Job | Write out every record below exactly as it appears.

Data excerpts
────

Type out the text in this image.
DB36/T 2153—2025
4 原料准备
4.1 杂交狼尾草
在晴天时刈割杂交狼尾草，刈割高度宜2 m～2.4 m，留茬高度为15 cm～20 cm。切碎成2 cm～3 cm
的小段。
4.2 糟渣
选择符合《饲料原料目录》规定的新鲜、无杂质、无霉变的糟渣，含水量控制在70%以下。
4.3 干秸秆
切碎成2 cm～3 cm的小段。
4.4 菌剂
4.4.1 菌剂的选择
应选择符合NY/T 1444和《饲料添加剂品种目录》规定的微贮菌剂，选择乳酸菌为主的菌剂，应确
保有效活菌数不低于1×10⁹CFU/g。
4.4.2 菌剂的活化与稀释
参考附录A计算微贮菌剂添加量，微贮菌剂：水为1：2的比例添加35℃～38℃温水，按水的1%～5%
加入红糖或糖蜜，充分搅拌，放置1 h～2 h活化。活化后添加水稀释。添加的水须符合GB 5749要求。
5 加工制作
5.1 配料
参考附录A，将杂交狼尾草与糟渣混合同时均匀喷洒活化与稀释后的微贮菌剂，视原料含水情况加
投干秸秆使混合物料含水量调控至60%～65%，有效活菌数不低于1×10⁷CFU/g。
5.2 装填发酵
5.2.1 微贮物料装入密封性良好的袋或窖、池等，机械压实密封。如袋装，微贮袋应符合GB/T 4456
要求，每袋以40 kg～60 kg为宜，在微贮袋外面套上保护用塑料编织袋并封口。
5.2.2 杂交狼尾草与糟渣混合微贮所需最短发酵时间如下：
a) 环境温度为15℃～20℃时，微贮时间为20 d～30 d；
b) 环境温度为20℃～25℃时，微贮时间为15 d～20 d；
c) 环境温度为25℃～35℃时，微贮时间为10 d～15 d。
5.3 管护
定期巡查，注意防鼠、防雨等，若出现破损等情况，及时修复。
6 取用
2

────

Exercise response |
Type out the text in this image.
DB36/T 2153—2025
4 原料准备
4.1 杂交狼尾草
在晴天时刈割杂交狼尾草，刈割高度宜2 m～2.4 m，留茬高度为15 cm～20 cm。切碎成2 cm～3 cm
的小段。
4.2 糟渣
选择符合《饲料原料目录》规定的新鲜、无杂质、无霉变的糟渣，含水量控制在70%以下。
4.3 干秸秆
切碎成2 cm～3 cm的小段。
4.4 菌剂
4.4.1 菌剂的选择
应选择符合NY/T 1444和《饲料添加剂品种目录》规定的微贮菌剂，选择乳酸菌为主的菌剂，应确
保有效活菌数不低于1×10⁹CFU/g。
4.4.2 菌剂的活化与稀释
参考附录A计算微贮菌剂添加量，微贮菌剂：水为1：2的比例添加35℃～38℃温水，按水的1%～5%
加入红糖或糖蜜，充分搅拌，放置1 h～2 h活化。活化后添加水稀释。添加的水须符合GB 5749要求。
5 加工制作
5.1 配料
参考附录A，将杂交狼尾草与糟渣混合同时均匀喷洒活化与稀释后的微贮菌剂，视原料含水情况加
投干秸秆使混合物料含水量调控至60%～65%，有效活菌数不低于1×10⁷CFU/g。
5.2 装填发酵
5.2.1 微贮物料装入密封性良好的袋或窖、池等，机械压实密封。如袋装，微贮袋应符合GB/T 4456
要求，每袋以40 kg～60 kg为宜，在微贮袋外面套上保护用塑料编织袋并封口。
5.2.2 杂交狼尾草与糟渣混合微贮所需最短发酵时间如下：
a) 环境温度为15℃～20℃时，微贮时间为20 d～30 d；
b) 环境温度为20℃～25℃时，微贮时间为15 d～20 d；
c) 环境温度为25℃～35℃时，微贮时间为10 d～15 d。
5.3 管护
定期巡查，注意防鼠、防雨等，若出现破损等情况，及时修复。
6 取用
2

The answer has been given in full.